### [What the exercise asks]
Would you repeat the listing exactly but omit every picture?

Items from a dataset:
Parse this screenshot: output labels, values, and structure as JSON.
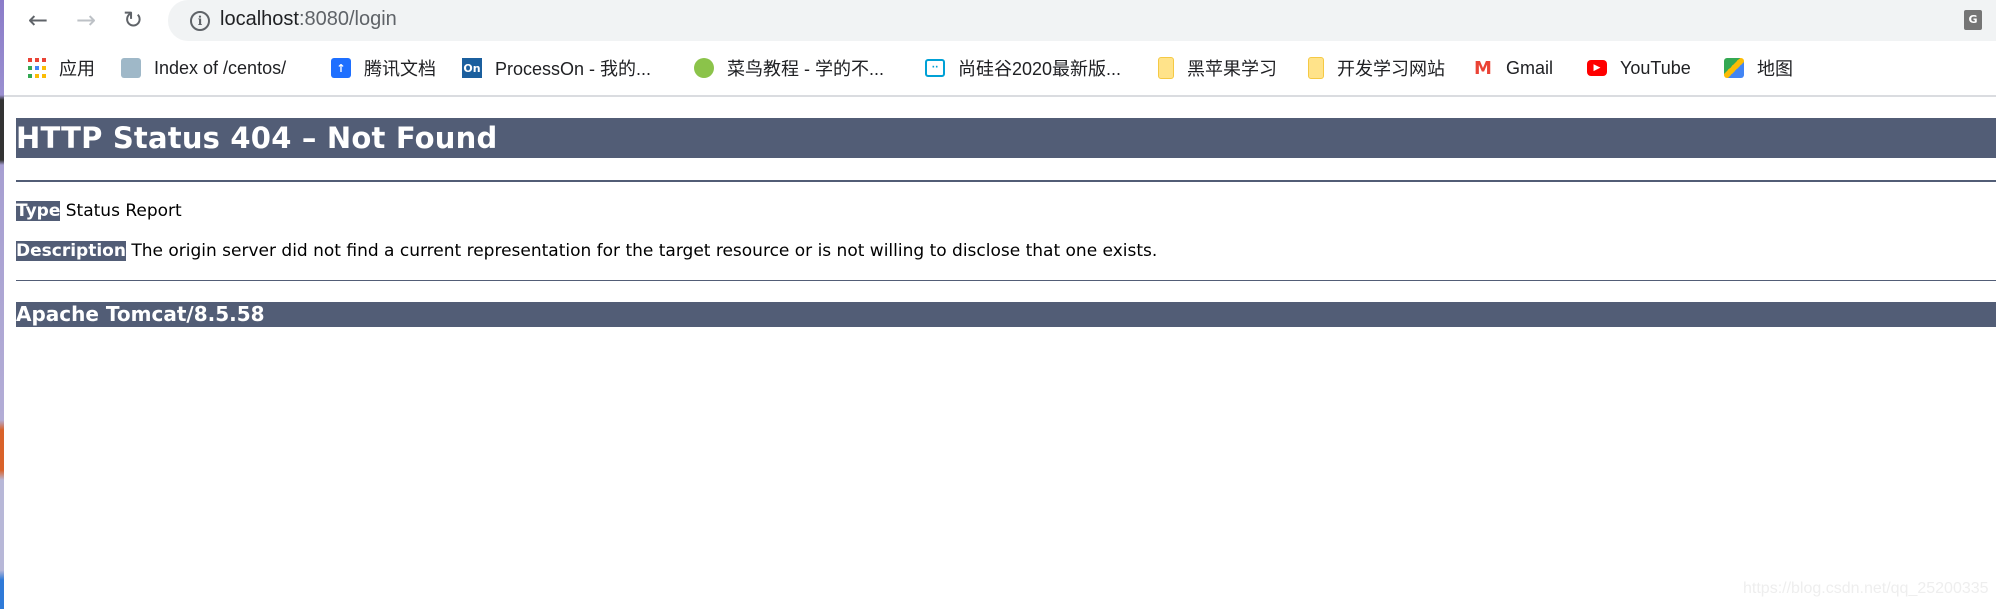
{
  "browser": {
    "url_host": "localhost",
    "url_rest": ":8080/login",
    "bookmarks": [
      {
        "label": "应用",
        "icon": "apps-grid-icon"
      },
      {
        "label": "Index of /centos/",
        "icon": "page-thumbnail-icon"
      },
      {
        "label": "腾讯文档",
        "icon": "tencent-docs-icon"
      },
      {
        "label": "ProcessOn - 我的...",
        "icon": "processon-icon"
      },
      {
        "label": "菜鸟教程 - 学的不...",
        "icon": "runoob-icon"
      },
      {
        "label": "尚硅谷2020最新版...",
        "icon": "bilibili-icon"
      },
      {
        "label": "黑苹果学习",
        "icon": "folder-icon"
      },
      {
        "label": "开发学习网站",
        "icon": "folder-icon"
      },
      {
        "label": "Gmail",
        "icon": "gmail-icon"
      },
      {
        "label": "YouTube",
        "icon": "youtube-icon"
      },
      {
        "label": "地图",
        "icon": "maps-icon"
      }
    ]
  },
  "page": {
    "title": "HTTP Status 404 – Not Found",
    "type_label": "Type",
    "type_value": "Status Report",
    "description_label": "Description",
    "description_value": "The origin server did not find a current representation for the target resource or is not willing to disclose that one exists.",
    "footer": "Apache Tomcat/8.5.58",
    "header_color": "#525d76"
  },
  "watermark": "https://blog.csdn.net/qq_25200335"
}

### [Task output]
Parse this screenshot: output labels, values, and structure as JSON.
{
  "browser": {
    "url_host": "localhost",
    "url_rest": ":8080/login",
    "bookmarks": [
      {
        "label": "应用",
        "icon": "apps-grid-icon"
      },
      {
        "label": "Index of /centos/",
        "icon": "page-thumbnail-icon"
      },
      {
        "label": "腾讯文档",
        "icon": "tencent-docs-icon"
      },
      {
        "label": "ProcessOn - 我的...",
        "icon": "processon-icon"
      },
      {
        "label": "菜鸟教程 - 学的不...",
        "icon": "runoob-icon"
      },
      {
        "label": "尚硅谷2020最新版...",
        "icon": "bilibili-icon"
      },
      {
        "label": "黑苹果学习",
        "icon": "folder-icon"
      },
      {
        "label": "开发学习网站",
        "icon": "folder-icon"
      },
      {
        "label": "Gmail",
        "icon": "gmail-icon"
      },
      {
        "label": "YouTube",
        "icon": "youtube-icon"
      },
      {
        "label": "地图",
        "icon": "maps-icon"
      }
    ]
  },
  "page": {
    "title": "HTTP Status 404 – Not Found",
    "type_label": "Type",
    "type_value": "Status Report",
    "description_label": "Description",
    "description_value": "The origin server did not find a current representation for the target resource or is not willing to disclose that one exists.",
    "footer": "Apache Tomcat/8.5.58",
    "header_color": "#525d76"
  },
  "watermark": "https://blog.csdn.net/qq_25200335"
}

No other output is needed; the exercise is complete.